* [Material provided]
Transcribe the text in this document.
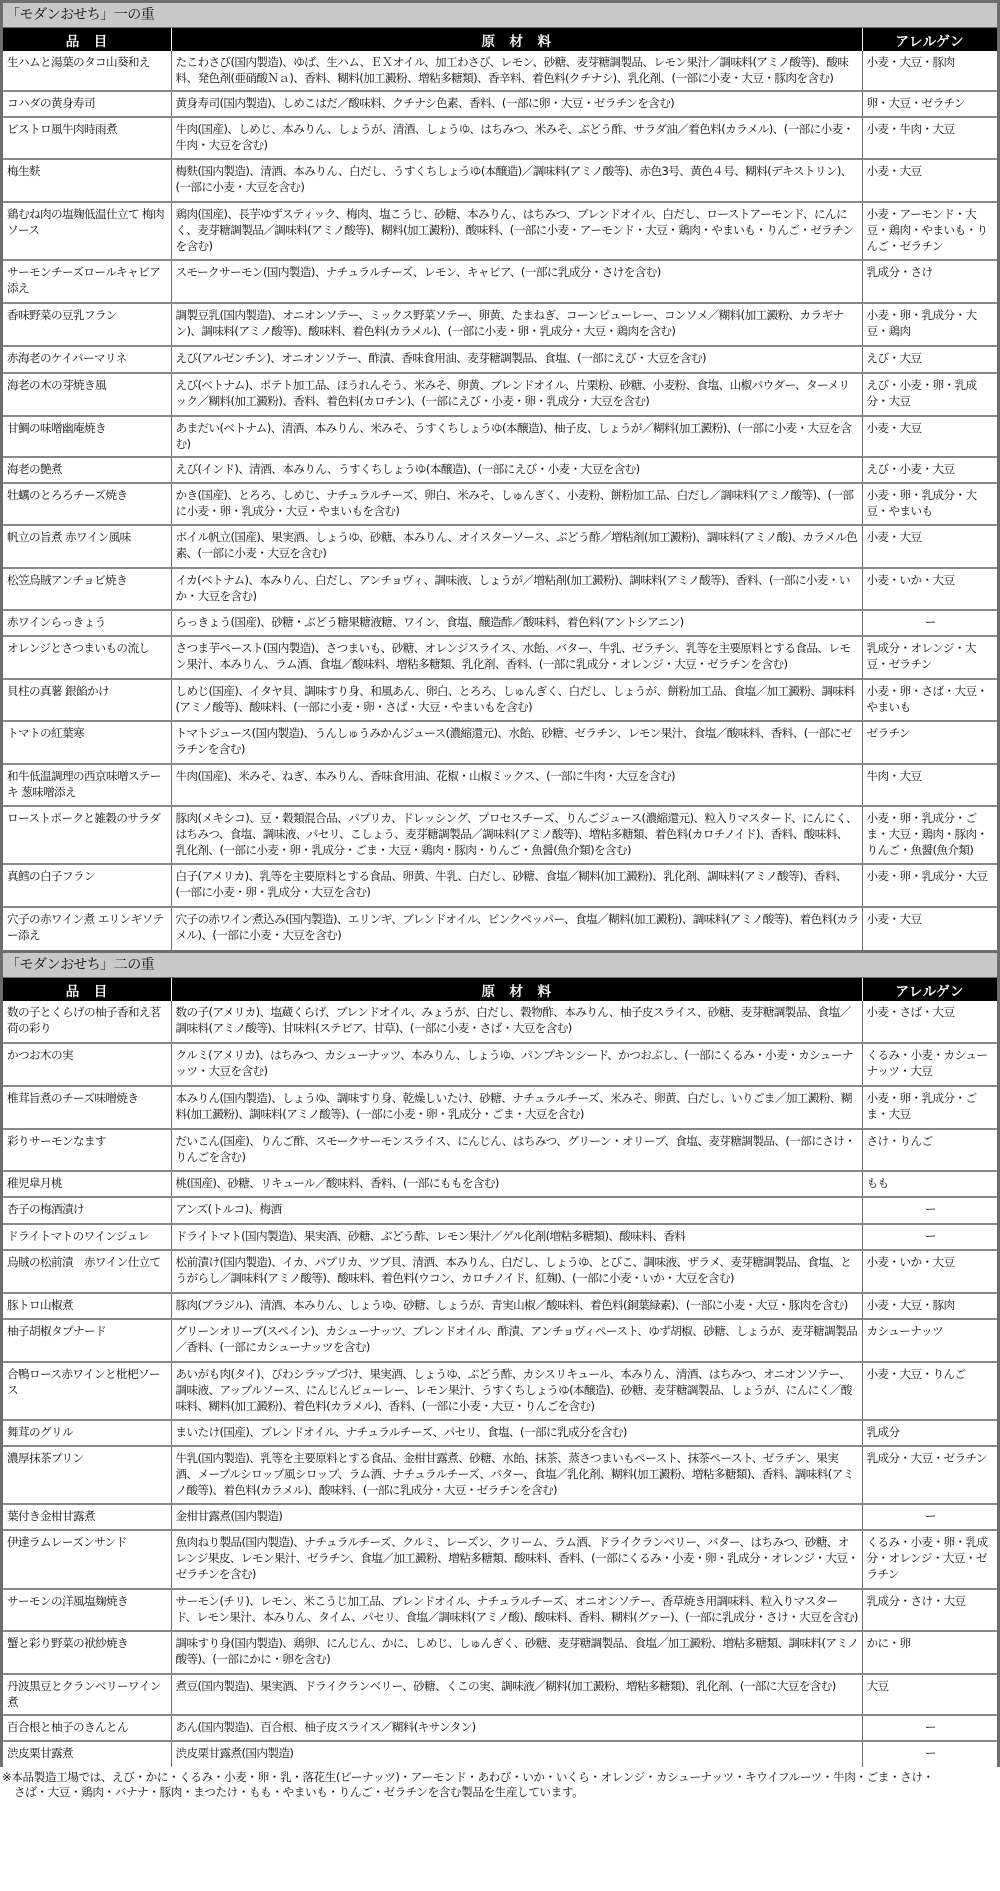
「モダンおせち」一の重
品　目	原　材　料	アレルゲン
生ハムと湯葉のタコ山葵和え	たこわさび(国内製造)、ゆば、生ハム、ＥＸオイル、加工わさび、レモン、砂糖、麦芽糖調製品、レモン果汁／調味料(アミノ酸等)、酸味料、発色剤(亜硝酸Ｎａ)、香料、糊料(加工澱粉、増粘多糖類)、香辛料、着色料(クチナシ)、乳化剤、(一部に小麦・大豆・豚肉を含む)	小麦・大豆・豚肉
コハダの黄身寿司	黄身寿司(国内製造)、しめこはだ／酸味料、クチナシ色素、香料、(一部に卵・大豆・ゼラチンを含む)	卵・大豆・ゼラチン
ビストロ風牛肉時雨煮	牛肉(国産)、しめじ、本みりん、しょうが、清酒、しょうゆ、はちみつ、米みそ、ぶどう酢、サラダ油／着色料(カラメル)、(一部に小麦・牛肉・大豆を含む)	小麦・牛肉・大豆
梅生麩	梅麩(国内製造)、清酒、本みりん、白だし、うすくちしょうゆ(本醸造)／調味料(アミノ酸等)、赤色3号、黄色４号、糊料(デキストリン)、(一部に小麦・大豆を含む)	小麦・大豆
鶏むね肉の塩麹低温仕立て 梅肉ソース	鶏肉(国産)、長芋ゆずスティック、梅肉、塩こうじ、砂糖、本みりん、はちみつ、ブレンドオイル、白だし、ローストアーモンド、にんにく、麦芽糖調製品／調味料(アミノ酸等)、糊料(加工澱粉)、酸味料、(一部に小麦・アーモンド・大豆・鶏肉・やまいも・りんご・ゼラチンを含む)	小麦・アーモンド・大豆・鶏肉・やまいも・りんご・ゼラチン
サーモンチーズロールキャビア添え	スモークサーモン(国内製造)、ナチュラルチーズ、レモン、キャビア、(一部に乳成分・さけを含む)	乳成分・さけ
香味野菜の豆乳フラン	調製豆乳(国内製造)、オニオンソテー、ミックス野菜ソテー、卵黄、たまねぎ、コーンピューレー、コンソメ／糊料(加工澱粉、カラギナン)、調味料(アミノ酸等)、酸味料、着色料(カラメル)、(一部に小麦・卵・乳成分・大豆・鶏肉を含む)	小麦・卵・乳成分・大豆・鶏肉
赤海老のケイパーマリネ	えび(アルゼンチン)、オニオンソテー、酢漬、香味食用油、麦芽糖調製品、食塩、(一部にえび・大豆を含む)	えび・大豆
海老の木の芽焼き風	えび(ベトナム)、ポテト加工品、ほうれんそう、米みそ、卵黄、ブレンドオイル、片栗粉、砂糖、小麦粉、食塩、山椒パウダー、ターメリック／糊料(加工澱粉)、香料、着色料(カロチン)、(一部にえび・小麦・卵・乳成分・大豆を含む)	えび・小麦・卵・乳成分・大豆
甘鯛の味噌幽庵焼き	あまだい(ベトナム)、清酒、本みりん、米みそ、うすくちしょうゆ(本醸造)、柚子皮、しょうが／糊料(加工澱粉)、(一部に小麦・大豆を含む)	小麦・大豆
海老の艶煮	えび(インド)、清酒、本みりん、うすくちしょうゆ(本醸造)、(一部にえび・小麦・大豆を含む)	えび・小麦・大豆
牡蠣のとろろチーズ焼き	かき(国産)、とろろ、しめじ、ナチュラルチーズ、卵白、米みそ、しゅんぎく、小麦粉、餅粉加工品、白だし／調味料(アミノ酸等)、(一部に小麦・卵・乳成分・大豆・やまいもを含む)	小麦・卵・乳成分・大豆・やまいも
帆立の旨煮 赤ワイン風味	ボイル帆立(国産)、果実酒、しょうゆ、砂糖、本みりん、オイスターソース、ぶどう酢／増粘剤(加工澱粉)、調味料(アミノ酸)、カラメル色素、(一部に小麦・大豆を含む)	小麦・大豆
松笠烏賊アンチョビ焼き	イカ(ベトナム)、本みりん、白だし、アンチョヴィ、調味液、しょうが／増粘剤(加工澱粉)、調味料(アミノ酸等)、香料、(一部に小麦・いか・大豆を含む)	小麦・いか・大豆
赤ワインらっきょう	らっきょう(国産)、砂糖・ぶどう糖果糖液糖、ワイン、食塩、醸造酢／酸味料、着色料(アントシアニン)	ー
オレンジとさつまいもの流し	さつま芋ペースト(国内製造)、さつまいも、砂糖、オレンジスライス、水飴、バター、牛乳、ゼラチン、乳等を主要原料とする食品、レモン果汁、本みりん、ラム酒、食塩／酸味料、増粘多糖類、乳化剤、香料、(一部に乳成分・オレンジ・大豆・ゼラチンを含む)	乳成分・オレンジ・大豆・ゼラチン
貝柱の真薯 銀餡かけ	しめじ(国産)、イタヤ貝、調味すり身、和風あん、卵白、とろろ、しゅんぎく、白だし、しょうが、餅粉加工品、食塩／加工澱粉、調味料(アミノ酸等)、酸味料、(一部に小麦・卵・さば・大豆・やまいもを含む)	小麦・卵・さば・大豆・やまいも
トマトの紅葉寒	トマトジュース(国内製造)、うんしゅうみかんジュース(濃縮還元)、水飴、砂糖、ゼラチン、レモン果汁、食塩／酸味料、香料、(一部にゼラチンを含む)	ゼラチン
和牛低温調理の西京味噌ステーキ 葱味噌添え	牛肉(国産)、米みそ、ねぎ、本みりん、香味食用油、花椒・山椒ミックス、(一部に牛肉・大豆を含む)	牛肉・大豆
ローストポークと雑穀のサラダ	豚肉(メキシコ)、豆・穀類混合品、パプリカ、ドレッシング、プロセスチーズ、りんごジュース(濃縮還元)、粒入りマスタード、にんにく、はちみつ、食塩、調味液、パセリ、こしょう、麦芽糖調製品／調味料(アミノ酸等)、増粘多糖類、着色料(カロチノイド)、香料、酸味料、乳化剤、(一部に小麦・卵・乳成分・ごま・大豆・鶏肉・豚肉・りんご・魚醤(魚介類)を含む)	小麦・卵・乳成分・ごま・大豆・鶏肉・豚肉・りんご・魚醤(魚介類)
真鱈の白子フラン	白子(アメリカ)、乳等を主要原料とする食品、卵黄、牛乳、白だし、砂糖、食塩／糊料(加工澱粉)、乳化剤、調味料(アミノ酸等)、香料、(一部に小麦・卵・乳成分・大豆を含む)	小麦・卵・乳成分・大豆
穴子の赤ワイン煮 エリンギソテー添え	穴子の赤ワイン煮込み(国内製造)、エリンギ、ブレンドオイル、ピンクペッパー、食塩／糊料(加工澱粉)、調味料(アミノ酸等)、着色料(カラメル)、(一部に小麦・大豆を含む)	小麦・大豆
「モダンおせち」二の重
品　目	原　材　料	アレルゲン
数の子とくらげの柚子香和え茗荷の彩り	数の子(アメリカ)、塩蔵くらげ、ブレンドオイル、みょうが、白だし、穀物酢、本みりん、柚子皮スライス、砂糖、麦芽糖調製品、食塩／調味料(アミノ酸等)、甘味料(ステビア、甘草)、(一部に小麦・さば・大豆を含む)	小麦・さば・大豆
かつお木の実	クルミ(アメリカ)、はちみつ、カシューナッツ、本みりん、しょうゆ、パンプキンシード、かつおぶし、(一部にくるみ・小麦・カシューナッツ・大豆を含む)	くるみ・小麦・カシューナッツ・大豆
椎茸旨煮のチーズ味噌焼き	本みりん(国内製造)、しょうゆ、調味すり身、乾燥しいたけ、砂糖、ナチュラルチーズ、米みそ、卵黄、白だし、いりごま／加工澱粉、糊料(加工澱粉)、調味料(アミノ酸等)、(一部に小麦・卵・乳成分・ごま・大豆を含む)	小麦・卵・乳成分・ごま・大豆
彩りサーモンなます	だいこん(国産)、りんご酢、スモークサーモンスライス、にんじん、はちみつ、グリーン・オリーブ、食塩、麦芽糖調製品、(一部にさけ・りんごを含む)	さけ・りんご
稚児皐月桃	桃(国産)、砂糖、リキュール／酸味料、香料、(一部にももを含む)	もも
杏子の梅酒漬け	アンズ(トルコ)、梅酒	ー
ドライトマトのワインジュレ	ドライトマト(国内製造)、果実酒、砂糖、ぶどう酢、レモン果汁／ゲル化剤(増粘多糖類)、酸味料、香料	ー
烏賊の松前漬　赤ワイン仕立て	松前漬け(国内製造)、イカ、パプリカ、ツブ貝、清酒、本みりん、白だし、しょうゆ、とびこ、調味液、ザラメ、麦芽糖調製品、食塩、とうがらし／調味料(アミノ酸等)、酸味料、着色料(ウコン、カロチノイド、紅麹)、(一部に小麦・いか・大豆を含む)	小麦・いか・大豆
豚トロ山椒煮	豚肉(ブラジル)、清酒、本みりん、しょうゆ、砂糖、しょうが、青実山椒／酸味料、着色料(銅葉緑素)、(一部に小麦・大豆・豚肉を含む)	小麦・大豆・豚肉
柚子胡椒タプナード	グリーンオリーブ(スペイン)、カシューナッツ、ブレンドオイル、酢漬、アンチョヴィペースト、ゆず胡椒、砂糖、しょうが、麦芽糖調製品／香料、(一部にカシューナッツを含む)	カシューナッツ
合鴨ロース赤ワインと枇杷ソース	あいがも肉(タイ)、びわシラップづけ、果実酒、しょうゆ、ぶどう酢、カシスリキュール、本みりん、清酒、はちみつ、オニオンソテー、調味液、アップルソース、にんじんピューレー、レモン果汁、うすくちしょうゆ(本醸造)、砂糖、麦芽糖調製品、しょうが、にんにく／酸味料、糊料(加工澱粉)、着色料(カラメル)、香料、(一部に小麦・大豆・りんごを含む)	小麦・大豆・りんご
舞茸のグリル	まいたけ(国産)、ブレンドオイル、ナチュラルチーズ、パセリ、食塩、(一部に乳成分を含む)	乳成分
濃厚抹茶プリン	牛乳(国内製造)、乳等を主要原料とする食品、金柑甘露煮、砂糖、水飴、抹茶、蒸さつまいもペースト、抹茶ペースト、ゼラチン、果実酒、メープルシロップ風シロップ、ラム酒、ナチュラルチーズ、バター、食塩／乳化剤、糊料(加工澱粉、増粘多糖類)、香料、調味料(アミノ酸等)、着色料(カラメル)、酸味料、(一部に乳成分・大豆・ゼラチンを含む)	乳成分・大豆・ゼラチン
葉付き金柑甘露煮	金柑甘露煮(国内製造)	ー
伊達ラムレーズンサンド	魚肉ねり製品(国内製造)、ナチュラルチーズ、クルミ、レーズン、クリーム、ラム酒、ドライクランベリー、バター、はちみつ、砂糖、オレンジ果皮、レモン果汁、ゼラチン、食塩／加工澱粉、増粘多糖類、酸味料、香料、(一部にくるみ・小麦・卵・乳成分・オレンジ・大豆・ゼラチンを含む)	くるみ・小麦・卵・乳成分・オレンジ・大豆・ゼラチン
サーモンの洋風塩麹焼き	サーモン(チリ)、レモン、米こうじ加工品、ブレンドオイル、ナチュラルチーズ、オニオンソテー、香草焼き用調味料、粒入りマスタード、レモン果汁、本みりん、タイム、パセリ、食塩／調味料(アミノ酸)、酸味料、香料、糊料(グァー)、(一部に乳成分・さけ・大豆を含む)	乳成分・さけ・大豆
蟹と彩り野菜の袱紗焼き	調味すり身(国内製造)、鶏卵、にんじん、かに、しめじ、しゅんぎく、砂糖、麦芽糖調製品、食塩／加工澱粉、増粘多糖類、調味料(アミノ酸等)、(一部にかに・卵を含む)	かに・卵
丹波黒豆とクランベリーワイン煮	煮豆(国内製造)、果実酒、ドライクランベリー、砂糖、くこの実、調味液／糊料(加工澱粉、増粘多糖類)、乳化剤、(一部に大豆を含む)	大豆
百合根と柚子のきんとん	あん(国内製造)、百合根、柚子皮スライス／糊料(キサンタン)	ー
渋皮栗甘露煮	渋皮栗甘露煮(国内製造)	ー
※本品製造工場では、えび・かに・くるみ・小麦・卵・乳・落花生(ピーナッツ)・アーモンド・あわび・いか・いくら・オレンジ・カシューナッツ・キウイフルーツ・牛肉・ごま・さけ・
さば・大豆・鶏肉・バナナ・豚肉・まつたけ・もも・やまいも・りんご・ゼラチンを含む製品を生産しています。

* [Requirements] Count each line of the data where the word "やまいも" appears, then reply with the total only.

* [Response to this task] 4